WHAT THE EXERCISE ASKS: Transcribe the material below exactly as it appears.

THE RECORDS:
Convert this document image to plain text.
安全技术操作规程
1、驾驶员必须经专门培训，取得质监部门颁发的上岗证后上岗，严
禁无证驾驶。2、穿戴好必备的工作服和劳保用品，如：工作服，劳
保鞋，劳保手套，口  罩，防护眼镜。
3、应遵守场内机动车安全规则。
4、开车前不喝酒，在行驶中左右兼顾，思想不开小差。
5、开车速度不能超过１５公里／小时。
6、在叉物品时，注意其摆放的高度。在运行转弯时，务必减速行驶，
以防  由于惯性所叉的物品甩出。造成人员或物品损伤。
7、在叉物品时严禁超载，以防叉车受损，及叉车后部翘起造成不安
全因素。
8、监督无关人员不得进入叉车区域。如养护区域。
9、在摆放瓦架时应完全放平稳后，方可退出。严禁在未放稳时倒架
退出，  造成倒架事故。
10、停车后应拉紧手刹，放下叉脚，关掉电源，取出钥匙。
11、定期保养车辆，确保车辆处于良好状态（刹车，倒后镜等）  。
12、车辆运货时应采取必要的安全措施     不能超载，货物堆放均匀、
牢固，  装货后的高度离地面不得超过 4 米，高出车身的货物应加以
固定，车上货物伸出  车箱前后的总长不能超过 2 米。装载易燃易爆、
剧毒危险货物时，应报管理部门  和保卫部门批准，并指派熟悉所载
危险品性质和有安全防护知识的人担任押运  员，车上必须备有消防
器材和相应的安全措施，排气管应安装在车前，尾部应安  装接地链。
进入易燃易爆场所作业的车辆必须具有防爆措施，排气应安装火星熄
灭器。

WRITTEN REPLY:
Convert this document image to plain text.
安全技术操作规程
1、驾驶员必须经专门培训，取得质监部门颁发的上岗证后上岗，严
禁无证驾驶。2、穿戴好必备的工作服和劳保用品，如：工作服，劳
保鞋，劳保手套，口  罩，防护眼镜。
3、应遵守场内机动车安全规则。
4、开车前不喝酒，在行驶中左右兼顾，思想不开小差。
5、开车速度不能超过１５公里／小时。
6、在叉物品时，注意其摆放的高度。在运行转弯时，务必减速行驶，
以防  由于惯性所叉的物品甩出。造成人员或物品损伤。
7、在叉物品时严禁超载，以防叉车受损，及叉车后部翘起造成不安
全因素。
8、监督无关人员不得进入叉车区域。如养护区域。
9、在摆放瓦架时应完全放平稳后，方可退出。严禁在未放稳时倒架
退出，  造成倒架事故。
10、停车后应拉紧手刹，放下叉脚，关掉电源，取出钥匙。
11、定期保养车辆，确保车辆处于良好状态（刹车，倒后镜等）  。
12、车辆运货时应采取必要的安全措施     不能超载，货物堆放均匀、
牢固，  装货后的高度离地面不得超过 4 米，高出车身的货物应加以
固定，车上货物伸出  车箱前后的总长不能超过 2 米。装载易燃易爆、
剧毒危险货物时，应报管理部门  和保卫部门批准，并指派熟悉所载
危险品性质和有安全防护知识的人担任押运  员，车上必须备有消防
器材和相应的安全措施，排气管应安装在车前，尾部应安  装接地链。
进入易燃易爆场所作业的车辆必须具有防爆措施，排气应安装火星熄
灭器。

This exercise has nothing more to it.